» **WHAT YOU SHOULD DO**:
Return the data exactly, with all pictures removed.

Saved entries:
----------------

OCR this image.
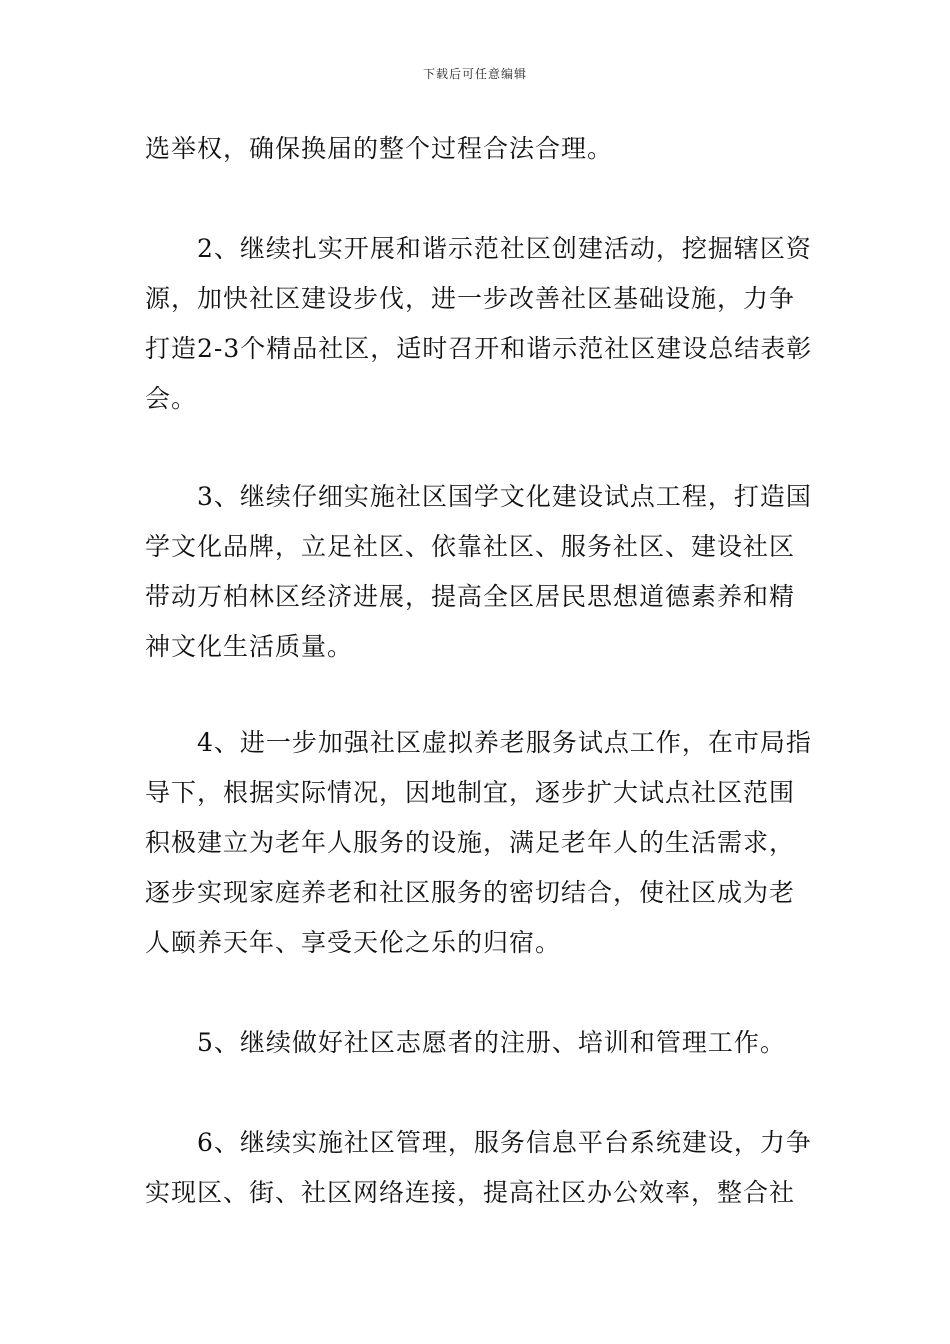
下载后可任意编辑

选举权，确保换届的整个过程合法合理。

2、继续扎实开展和谐示范社区创建活动，挖掘辖区资
源，加快社区建设步伐，进一步改善社区基础设施，力争
打造2-3个精品社区，适时召开和谐示范社区建设总结表彰
会。

3、继续仔细实施社区国学文化建设试点工程，打造国
学文化品牌，立足社区、依靠社区、服务社区、建设社区
带动万柏林区经济进展，提高全区居民思想道德素养和精
神文化生活质量。

4、进一步加强社区虚拟养老服务试点工作，在市局指
导下，根据实际情况，因地制宜，逐步扩大试点社区范围
积极建立为老年人服务的设施，满足老年人的生活需求，
逐步实现家庭养老和社区服务的密切结合，使社区成为老
人颐养天年、享受天伦之乐的归宿。

5、继续做好社区志愿者的注册、培训和管理工作。

6、继续实施社区管理，服务信息平台系统建设，力争
实现区、街、社区网络连接，提高社区办公效率，整合社
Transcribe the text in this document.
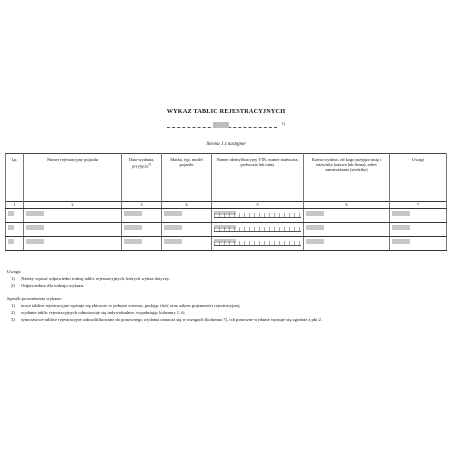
WYKAZ TABLIC REJESTRACYJNYCH
1)
Strona 1 z następne
Lp.	Numer rejestracyjny pojazdu	Data wydania, przyjęcia$^{2)}$	Marka, typ, model pojazdu	Numer identyfikacyjny VIN, numer nadwozia, podwozia lub ramy	Komu wydano, od kogo przyjęto imię i nazwisko (nazwa lub firma), adres zamieszkania (siedziby)	Uwagi
1	2	3	4	5	6	7

Uwaga:
1) Należy wpisać odpowiedni rodzaj tablic rejestracyjnych, których wykaz dotyczy.
2) Odpowiednio dla rodzaju wykazu.
Sposób prowadzenia wykazu:
1) nowe tablice rejestracyjne wpisuje się zbiorczo w jednym wierszu, podając ilość oraz zakres pojemności rejestracyjnej;
2) wydanie tablic rejestracyjnych odnotowuje się indywidualnie, wypełniając kolumny 1–6;
3) tymczasowe tablice rejestracyjne zakwalifikowane do ponownego wydania oznacza się w uwagach (kolumna 7), ich ponowne wydanie wpisuje się zgodnie z pkt 2.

----------------

» **THE OUTPUT**:
OCR this image.
下载后可任意编辑

选举权，确保换届的整个过程合法合理。

2、继续扎实开展和谐示范社区创建活动，挖掘辖区资
源，加快社区建设步伐，进一步改善社区基础设施，力争
打造2-3个精品社区，适时召开和谐示范社区建设总结表彰
会。

3、继续仔细实施社区国学文化建设试点工程，打造国
学文化品牌，立足社区、依靠社区、服务社区、建设社区
带动万柏林区经济进展，提高全区居民思想道德素养和精
神文化生活质量。

4、进一步加强社区虚拟养老服务试点工作，在市局指
导下，根据实际情况，因地制宜，逐步扩大试点社区范围
积极建立为老年人服务的设施，满足老年人的生活需求，
逐步实现家庭养老和社区服务的密切结合，使社区成为老
人颐养天年、享受天伦之乐的归宿。

5、继续做好社区志愿者的注册、培训和管理工作。

6、继续实施社区管理，服务信息平台系统建设，力争
实现区、街、社区网络连接，提高社区办公效率，整合社
Transcribe the text in this document.
WYKAZ TABLIC REJESTRACYJNYCH
1)
Strona 1 z następne
Lp.	Numer rejestracyjny pojazdu	Data wydania, przyjęcia$^{2)}$	Marka, typ, model pojazdu	Numer identyfikacyjny VIN, numer nadwozia, podwozia lub ramy	Komu wydano, od kogo przyjęto imię i nazwisko (nazwa lub firma), adres zamieszkania (siedziby)	Uwagi
1	2	3	4	5	6	7

Uwaga:
1) Należy wpisać odpowiedni rodzaj tablic rejestracyjnych, których wykaz dotyczy.
2) Odpowiednio dla rodzaju wykazu.
Sposób prowadzenia wykazu:
1) nowe tablice rejestracyjne wpisuje się zbiorczo w jednym wierszu, podając ilość oraz zakres pojemności rejestracyjnej;
2) wydanie tablic rejestracyjnych odnotowuje się indywidualnie, wypełniając kolumny 1–6;
3) tymczasowe tablice rejestracyjne zakwalifikowane do ponownego wydania oznacza się w uwagach (kolumna 7), ich ponowne wydanie wpisuje się zgodnie z pkt 2.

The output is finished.